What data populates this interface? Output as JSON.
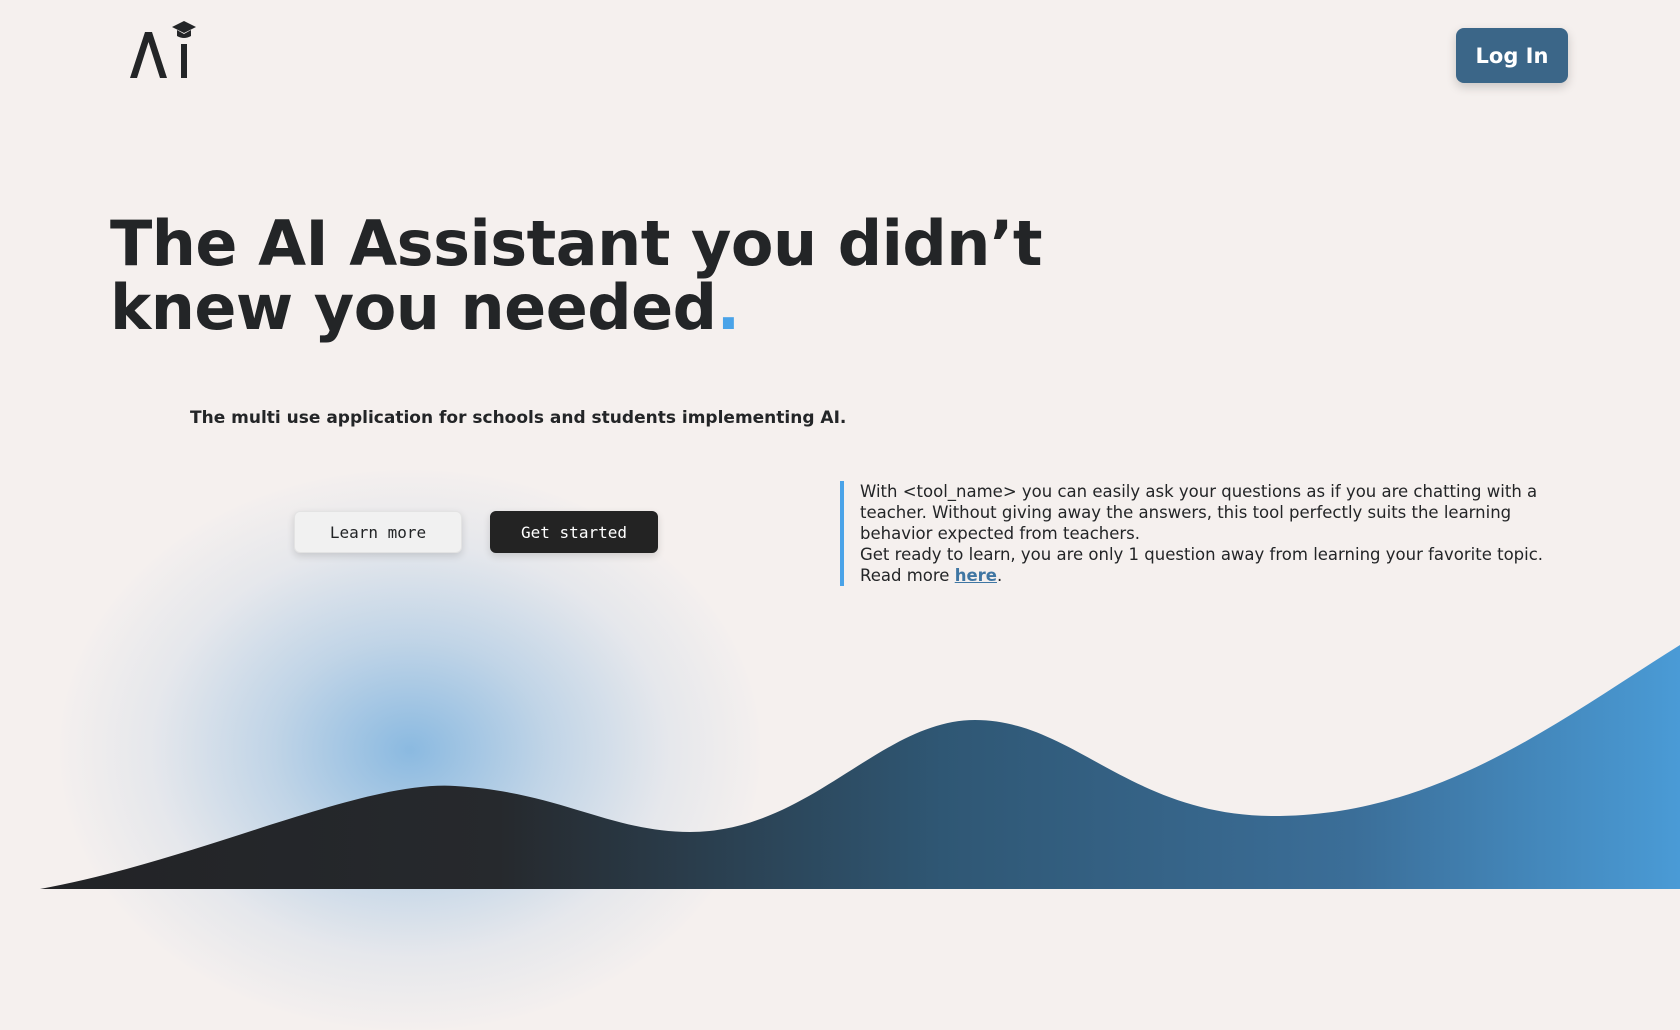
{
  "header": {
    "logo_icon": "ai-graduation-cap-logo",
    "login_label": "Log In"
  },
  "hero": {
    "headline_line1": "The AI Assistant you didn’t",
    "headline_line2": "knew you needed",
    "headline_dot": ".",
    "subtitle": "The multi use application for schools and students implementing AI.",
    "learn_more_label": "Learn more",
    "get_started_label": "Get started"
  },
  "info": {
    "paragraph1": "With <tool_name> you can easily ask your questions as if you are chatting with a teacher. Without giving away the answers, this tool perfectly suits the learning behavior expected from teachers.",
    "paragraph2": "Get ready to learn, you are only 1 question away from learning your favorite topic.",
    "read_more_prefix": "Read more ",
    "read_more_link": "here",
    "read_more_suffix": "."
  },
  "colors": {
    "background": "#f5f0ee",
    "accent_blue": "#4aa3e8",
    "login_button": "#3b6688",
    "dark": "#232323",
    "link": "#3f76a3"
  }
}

---

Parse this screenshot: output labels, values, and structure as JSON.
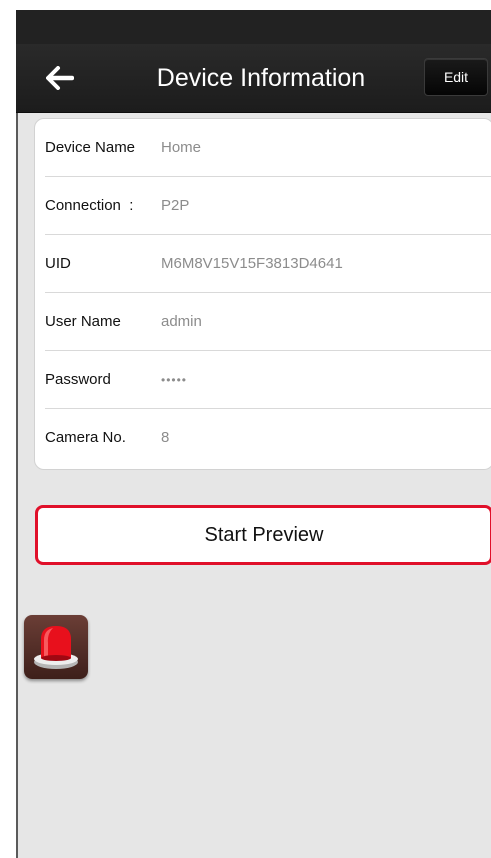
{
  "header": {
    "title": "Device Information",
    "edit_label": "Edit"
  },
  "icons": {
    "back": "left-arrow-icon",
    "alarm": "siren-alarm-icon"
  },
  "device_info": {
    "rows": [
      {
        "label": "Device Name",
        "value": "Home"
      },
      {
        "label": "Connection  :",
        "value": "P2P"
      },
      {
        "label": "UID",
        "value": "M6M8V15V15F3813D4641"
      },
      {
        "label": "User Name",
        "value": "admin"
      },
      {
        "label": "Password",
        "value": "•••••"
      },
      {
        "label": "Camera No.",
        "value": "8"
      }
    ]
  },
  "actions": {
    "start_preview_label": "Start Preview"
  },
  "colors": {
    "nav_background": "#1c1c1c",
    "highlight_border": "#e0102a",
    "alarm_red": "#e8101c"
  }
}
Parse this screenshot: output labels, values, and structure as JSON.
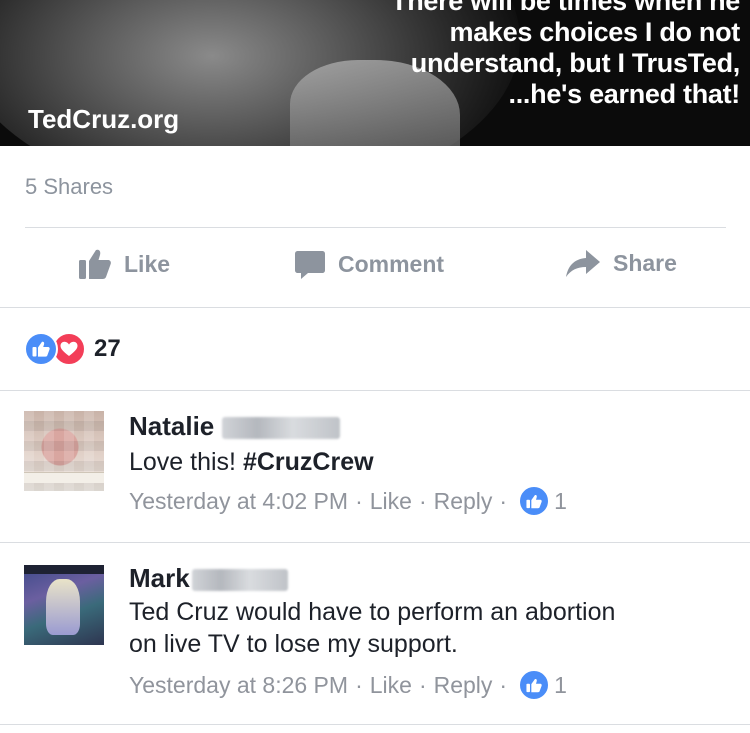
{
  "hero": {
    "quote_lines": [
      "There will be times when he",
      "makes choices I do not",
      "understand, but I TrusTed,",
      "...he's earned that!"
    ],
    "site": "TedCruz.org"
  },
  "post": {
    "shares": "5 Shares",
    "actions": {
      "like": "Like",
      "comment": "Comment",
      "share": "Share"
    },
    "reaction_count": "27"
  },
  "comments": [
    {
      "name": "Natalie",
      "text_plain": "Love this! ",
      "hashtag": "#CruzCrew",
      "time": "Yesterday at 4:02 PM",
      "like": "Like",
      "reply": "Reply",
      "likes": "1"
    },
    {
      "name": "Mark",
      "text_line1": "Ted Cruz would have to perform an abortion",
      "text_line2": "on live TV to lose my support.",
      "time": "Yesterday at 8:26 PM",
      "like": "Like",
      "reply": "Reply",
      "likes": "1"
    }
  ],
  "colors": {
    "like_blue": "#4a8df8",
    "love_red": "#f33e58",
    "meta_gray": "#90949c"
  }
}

▶ EXERCISE INSTRUCTIONS: Return every line of the preceding records in which the word "this" appears.

▶ RESULT BELOW:
What data populates this interface? Output as JSON.
    "paragraph1": "With <tool_name> you can easily ask your questions as if you are chatting with a teacher. Without giving away the answers, this tool perfectly suits the learning behavior expected from teachers.",
Parse this screenshot: output labels, values, and structure as JSON.
Parse this screenshot: output labels, values, and structure as JSON.
      "text_plain": "Love this! ",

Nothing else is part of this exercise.